Task objective: Locate every line in the items below that contains the string "toolbar", and copy each of those lines.

(Element and region listings)
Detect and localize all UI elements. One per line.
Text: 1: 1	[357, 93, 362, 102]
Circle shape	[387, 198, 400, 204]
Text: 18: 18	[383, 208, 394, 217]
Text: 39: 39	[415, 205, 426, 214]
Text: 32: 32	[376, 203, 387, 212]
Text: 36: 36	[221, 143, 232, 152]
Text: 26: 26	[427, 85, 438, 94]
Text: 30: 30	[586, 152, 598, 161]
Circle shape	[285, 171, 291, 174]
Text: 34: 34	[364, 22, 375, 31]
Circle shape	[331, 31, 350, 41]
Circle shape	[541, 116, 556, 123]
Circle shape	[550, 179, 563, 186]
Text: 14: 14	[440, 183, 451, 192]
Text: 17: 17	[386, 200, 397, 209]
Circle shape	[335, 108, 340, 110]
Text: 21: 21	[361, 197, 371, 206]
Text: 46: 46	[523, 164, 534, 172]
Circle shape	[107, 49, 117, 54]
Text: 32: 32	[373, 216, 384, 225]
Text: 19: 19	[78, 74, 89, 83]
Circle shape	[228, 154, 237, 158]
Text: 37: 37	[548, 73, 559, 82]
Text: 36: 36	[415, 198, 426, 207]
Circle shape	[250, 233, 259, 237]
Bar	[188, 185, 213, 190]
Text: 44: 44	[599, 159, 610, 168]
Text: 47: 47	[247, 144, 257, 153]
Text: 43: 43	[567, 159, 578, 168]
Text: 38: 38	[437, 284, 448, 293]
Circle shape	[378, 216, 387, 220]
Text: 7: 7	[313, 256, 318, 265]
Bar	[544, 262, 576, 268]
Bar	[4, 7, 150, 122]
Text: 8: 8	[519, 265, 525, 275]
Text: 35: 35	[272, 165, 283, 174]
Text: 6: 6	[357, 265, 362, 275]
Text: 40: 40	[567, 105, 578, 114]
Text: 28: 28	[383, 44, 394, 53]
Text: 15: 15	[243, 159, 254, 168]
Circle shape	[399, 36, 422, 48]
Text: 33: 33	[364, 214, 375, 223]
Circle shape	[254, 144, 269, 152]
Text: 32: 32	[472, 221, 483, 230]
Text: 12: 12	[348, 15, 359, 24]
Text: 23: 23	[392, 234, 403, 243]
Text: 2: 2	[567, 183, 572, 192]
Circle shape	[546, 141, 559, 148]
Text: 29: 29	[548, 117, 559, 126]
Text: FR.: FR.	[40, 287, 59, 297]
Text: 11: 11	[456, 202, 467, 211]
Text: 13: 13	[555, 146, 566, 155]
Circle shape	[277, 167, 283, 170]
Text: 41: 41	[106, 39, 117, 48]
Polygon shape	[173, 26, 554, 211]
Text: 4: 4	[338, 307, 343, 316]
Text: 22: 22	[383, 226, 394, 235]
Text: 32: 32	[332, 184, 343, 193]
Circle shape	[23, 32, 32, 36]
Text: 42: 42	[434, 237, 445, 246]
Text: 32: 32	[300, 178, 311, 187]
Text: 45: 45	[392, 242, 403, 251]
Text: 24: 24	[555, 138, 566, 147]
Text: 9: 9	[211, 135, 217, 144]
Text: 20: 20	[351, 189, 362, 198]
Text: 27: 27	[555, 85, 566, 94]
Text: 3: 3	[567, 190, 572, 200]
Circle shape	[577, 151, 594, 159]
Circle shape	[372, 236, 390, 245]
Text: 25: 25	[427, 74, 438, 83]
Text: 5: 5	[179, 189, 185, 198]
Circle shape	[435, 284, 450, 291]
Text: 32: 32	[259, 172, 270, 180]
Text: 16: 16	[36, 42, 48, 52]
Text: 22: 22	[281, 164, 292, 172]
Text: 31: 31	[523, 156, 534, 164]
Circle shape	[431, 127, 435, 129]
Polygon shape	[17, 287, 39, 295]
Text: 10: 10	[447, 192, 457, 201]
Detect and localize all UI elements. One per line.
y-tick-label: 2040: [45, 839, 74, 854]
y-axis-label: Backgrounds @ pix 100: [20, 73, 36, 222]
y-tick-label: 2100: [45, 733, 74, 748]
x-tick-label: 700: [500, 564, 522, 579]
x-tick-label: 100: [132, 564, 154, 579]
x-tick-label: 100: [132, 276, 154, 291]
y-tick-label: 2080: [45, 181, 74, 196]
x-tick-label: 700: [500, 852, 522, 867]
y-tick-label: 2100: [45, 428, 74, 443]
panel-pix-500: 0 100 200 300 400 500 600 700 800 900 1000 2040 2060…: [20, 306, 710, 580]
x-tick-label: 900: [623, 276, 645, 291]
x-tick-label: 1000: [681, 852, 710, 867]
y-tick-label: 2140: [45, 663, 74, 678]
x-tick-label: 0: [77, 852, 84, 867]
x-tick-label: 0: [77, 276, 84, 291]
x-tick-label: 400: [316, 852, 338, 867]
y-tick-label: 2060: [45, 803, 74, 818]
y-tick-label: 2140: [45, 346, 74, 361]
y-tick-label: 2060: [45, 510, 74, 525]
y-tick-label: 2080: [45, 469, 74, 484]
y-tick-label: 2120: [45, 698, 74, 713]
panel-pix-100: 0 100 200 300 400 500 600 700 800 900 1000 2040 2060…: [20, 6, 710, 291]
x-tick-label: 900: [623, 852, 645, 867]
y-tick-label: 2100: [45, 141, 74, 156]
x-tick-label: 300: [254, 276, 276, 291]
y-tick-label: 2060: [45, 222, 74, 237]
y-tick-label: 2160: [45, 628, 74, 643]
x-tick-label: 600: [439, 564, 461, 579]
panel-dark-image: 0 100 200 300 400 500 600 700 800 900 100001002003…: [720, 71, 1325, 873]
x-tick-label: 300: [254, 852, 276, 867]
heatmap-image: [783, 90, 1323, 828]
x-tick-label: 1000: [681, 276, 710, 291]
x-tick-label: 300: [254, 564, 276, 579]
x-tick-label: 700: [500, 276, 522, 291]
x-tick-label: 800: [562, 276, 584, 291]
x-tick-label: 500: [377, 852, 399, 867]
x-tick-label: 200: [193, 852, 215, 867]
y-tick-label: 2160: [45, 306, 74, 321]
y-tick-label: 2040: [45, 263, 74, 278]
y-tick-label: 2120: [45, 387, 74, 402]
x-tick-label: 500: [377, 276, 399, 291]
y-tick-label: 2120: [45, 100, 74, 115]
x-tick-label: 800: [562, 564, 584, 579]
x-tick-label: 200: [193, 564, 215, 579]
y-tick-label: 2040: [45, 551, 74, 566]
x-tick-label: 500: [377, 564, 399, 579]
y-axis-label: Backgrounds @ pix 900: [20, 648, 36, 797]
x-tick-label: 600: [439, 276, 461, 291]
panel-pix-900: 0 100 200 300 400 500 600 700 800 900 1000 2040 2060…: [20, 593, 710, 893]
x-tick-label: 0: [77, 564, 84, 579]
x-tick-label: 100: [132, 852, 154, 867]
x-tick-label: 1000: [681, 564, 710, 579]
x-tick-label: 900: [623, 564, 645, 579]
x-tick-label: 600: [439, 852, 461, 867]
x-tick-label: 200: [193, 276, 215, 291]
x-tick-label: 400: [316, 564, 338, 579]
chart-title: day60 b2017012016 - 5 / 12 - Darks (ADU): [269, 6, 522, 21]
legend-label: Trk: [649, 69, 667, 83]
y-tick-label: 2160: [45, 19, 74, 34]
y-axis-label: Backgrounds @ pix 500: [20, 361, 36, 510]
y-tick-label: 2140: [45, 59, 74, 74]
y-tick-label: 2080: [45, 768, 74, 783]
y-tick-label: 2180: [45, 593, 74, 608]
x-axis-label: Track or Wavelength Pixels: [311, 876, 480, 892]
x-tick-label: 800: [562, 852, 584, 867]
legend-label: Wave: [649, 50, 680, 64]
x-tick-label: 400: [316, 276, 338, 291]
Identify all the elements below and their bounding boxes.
* * *
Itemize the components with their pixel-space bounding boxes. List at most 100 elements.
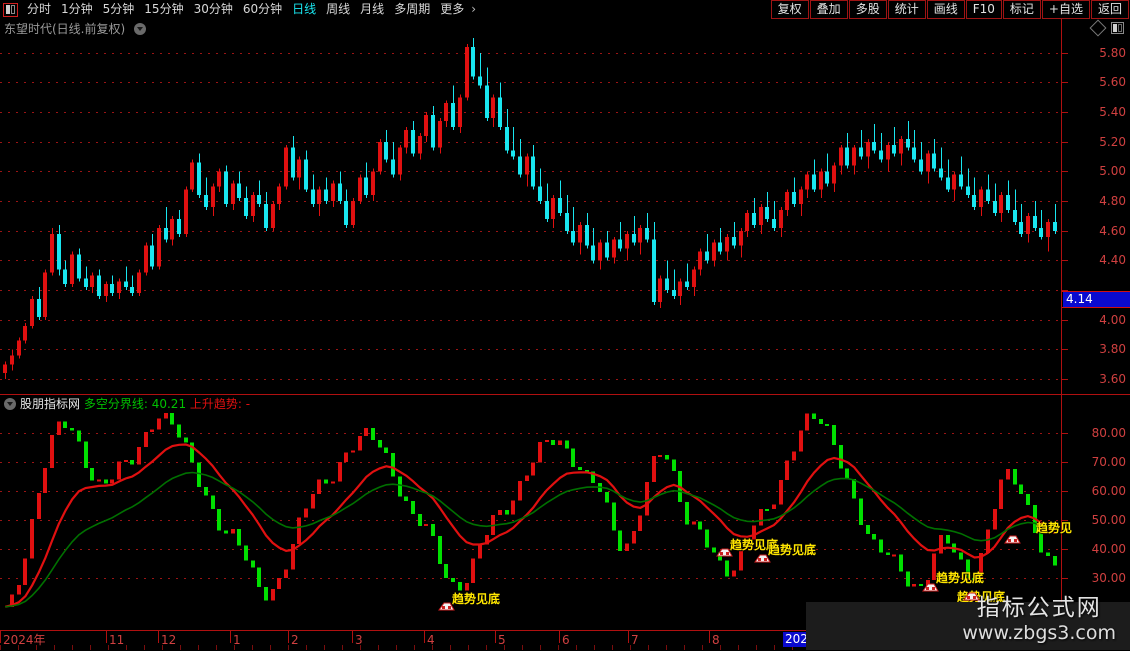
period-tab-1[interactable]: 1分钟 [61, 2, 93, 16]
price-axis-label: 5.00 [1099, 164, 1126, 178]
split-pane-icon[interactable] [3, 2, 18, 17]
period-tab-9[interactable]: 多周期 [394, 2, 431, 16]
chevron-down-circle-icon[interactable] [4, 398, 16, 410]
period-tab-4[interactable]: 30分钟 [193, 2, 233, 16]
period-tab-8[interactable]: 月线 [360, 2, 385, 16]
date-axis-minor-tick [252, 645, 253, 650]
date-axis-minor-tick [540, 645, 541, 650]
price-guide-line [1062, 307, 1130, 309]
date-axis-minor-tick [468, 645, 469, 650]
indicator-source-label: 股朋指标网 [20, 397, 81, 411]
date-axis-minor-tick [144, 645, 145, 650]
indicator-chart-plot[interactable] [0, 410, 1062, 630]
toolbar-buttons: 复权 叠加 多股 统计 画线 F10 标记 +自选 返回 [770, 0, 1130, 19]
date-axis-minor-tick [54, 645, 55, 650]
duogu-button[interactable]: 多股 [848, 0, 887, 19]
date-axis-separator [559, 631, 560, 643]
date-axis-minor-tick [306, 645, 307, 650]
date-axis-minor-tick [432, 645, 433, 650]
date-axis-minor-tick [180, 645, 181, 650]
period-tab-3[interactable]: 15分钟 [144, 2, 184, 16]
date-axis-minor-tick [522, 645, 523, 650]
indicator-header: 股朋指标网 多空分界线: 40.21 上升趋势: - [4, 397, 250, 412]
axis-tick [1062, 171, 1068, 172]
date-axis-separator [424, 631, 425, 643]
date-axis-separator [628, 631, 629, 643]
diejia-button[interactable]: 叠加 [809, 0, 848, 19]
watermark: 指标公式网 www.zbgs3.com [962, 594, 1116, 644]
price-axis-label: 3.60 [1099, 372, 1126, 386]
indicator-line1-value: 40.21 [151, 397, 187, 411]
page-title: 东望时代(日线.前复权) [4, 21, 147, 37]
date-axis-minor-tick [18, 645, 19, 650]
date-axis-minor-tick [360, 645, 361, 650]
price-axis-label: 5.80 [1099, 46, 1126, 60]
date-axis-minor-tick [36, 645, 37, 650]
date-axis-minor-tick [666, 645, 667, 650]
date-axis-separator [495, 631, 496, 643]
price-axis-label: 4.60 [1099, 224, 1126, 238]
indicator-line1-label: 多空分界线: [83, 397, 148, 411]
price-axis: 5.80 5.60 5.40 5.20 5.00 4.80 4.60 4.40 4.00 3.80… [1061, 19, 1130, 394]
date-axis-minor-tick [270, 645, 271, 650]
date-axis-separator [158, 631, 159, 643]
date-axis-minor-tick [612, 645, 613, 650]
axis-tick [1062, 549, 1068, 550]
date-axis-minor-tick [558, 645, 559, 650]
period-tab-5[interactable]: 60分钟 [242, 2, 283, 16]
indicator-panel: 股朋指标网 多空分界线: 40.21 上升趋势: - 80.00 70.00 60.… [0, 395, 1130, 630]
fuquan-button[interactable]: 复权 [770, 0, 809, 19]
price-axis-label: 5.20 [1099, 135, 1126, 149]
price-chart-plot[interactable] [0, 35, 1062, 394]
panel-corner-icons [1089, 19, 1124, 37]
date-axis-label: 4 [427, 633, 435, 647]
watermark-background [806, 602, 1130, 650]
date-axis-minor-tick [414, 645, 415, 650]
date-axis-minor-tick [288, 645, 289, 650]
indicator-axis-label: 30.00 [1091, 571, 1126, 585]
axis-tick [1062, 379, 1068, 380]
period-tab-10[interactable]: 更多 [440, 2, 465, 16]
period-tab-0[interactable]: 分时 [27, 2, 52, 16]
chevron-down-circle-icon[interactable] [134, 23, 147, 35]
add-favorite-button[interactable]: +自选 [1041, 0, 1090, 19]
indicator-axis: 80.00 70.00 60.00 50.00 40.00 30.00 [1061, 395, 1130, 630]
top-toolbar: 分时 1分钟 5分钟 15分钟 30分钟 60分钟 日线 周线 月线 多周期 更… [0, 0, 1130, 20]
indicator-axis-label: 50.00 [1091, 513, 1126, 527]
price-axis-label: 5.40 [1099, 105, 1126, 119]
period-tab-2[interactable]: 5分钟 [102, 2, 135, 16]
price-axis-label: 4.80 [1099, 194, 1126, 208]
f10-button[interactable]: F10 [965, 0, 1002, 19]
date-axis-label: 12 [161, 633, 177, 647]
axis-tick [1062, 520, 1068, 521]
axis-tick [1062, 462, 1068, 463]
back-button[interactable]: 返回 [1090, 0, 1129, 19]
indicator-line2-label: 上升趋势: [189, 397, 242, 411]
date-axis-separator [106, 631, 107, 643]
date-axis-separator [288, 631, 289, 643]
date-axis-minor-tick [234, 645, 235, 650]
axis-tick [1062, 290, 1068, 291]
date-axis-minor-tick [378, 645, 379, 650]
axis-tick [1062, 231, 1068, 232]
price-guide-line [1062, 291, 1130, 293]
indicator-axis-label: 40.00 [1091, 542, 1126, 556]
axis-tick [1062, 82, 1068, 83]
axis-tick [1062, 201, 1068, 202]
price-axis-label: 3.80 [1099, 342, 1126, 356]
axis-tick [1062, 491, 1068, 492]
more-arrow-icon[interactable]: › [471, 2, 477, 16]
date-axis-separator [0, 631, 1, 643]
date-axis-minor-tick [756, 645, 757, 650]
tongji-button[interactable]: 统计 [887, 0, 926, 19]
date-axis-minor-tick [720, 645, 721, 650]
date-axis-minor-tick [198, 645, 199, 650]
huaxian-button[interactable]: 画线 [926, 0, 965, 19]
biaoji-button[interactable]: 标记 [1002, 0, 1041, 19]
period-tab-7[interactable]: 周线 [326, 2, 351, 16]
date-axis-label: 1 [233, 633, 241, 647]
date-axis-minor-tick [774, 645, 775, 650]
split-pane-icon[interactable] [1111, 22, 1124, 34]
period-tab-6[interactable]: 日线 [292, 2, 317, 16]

Response to this task:
toolbar-buttons: 复权 叠加 多股 统计 画线 F10 标记 +自选 返回 [770, 0, 1130, 19]
top-toolbar: 分时 1分钟 5分钟 15分钟 30分钟 60分钟 日线 周线 月线 多周期 更… [0, 0, 1130, 20]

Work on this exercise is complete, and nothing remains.